GIVEN RECORDS:
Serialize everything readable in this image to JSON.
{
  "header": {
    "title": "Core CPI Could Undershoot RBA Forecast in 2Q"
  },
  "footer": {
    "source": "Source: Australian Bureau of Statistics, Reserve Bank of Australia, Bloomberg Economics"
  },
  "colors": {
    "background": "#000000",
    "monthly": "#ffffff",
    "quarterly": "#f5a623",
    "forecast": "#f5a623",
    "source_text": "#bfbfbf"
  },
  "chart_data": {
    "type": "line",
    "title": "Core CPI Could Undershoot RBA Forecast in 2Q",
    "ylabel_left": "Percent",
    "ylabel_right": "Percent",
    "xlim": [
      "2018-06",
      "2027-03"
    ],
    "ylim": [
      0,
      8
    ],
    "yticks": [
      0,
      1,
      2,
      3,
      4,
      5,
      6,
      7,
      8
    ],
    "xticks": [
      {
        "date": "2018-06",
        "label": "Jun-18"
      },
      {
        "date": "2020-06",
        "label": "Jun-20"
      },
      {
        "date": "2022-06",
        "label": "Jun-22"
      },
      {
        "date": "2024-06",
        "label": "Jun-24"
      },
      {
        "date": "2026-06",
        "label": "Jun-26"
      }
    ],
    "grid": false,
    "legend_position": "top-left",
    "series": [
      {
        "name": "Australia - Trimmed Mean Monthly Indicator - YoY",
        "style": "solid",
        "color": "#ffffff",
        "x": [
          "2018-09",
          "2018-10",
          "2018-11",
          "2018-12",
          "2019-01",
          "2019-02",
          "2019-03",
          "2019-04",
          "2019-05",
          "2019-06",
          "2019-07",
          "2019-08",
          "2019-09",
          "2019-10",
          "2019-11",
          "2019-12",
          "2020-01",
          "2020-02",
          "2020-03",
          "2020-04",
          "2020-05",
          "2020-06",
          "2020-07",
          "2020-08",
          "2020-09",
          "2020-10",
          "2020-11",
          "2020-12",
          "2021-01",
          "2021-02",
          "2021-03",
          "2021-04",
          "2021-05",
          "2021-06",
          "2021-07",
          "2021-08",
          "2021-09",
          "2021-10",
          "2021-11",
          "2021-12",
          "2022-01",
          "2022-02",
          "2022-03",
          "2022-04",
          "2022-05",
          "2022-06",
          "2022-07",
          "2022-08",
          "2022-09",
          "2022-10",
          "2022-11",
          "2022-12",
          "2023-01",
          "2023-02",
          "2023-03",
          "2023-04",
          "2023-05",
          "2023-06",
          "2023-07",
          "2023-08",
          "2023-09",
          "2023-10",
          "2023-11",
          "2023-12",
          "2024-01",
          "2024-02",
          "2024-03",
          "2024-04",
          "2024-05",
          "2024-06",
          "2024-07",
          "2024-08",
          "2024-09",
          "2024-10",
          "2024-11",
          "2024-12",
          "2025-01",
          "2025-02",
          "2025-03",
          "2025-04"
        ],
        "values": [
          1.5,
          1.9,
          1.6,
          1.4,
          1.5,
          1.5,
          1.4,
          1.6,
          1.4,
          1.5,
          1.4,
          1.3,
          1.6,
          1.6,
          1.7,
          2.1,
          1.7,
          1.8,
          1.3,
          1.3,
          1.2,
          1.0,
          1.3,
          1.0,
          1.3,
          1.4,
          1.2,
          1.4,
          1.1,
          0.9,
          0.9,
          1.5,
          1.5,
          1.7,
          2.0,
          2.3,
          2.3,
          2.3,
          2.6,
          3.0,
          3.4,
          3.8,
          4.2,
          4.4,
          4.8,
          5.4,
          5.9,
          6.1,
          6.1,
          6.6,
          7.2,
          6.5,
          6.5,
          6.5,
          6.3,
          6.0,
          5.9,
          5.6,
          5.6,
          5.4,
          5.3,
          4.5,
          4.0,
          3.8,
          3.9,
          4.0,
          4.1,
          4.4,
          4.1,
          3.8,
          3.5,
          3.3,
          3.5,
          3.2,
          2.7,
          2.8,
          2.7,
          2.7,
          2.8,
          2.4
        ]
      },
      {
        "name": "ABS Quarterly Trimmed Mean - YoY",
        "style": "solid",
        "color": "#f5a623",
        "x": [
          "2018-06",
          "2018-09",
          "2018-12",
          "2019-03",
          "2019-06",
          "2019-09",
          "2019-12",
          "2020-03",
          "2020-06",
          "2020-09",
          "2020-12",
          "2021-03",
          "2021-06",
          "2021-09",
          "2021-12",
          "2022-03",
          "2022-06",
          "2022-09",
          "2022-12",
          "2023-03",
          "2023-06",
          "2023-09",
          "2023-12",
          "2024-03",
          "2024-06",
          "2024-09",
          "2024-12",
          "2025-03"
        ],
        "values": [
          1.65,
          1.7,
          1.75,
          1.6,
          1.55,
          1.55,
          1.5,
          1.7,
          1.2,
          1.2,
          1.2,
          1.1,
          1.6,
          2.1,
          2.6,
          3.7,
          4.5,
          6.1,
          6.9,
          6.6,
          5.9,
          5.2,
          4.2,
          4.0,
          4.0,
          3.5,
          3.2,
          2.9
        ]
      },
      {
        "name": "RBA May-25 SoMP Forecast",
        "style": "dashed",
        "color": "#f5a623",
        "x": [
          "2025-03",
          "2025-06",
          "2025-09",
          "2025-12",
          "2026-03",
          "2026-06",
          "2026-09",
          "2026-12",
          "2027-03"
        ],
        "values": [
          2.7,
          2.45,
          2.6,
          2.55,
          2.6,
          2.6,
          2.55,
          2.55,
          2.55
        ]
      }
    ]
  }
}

--

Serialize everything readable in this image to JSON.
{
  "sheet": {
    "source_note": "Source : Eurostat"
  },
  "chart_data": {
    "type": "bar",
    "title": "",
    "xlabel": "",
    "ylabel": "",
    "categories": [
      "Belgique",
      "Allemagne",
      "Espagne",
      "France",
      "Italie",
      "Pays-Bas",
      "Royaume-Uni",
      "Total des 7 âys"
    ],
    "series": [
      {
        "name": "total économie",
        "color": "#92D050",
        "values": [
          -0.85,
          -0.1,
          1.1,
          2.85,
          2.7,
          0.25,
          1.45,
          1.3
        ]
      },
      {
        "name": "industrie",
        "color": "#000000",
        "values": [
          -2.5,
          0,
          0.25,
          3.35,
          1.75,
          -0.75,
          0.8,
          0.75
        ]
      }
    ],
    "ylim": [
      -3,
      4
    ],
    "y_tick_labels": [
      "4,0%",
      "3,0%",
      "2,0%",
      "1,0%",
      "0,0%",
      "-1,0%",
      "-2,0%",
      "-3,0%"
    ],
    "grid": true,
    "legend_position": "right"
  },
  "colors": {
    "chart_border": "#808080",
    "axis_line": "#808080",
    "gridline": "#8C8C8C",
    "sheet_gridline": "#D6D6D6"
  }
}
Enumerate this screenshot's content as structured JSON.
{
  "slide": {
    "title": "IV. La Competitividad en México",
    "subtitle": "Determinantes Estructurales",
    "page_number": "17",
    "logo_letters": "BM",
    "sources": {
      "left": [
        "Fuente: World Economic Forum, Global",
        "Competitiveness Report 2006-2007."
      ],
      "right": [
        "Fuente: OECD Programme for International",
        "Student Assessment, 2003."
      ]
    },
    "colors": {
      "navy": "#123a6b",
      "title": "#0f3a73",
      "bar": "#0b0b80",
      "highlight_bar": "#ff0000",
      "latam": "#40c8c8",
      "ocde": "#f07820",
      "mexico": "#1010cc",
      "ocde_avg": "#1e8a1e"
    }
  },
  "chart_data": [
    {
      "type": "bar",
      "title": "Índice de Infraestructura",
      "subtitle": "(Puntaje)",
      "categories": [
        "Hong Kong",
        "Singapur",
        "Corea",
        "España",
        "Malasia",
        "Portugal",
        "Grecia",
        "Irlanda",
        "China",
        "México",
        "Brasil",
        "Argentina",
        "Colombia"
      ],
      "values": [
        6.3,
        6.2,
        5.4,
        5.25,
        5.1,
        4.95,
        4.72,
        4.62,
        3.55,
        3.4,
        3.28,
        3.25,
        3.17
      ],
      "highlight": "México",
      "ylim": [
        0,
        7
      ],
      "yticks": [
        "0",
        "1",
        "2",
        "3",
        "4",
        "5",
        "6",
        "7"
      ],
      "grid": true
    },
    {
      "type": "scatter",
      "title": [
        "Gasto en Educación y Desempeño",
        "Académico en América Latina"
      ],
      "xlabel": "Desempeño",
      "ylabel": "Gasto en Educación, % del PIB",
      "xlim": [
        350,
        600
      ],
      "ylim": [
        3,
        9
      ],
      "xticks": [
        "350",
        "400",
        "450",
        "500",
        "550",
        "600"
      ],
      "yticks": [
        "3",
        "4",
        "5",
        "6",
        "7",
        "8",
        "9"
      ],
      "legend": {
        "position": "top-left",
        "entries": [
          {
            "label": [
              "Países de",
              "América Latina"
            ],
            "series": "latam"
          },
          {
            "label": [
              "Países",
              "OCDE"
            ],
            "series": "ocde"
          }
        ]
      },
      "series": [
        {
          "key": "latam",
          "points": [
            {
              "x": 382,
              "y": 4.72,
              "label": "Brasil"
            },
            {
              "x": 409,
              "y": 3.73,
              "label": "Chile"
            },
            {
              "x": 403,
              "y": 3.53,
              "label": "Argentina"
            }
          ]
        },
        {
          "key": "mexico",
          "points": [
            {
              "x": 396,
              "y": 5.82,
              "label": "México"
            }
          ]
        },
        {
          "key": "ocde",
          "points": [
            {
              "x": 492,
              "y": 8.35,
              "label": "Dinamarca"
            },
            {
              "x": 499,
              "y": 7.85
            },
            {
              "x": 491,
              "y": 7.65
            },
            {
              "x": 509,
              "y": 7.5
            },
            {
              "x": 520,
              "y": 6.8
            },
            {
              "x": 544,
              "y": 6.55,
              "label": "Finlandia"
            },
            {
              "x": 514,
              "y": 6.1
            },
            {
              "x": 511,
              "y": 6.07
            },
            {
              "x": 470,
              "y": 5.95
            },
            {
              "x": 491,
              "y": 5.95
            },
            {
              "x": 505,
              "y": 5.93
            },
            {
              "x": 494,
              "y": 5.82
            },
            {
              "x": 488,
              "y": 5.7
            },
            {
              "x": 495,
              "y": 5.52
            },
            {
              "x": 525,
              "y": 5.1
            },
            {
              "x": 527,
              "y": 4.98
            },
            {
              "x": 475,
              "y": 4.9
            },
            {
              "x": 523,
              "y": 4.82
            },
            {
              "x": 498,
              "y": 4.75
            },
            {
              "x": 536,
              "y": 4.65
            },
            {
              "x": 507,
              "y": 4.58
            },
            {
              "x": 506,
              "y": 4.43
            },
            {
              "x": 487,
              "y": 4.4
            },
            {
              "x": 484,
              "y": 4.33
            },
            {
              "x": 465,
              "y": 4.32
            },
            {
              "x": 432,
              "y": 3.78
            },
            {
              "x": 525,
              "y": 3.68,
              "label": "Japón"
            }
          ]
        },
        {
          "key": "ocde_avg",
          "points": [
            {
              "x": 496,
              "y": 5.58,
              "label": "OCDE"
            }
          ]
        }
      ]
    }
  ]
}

TO DO:
Return, from the data, each line that has the word "Undershoot" in it.

RESULT:
    "title": "Core CPI Could Undershoot RBA Forecast in 2Q"
    "title": "Core CPI Could Undershoot RBA Forecast in 2Q",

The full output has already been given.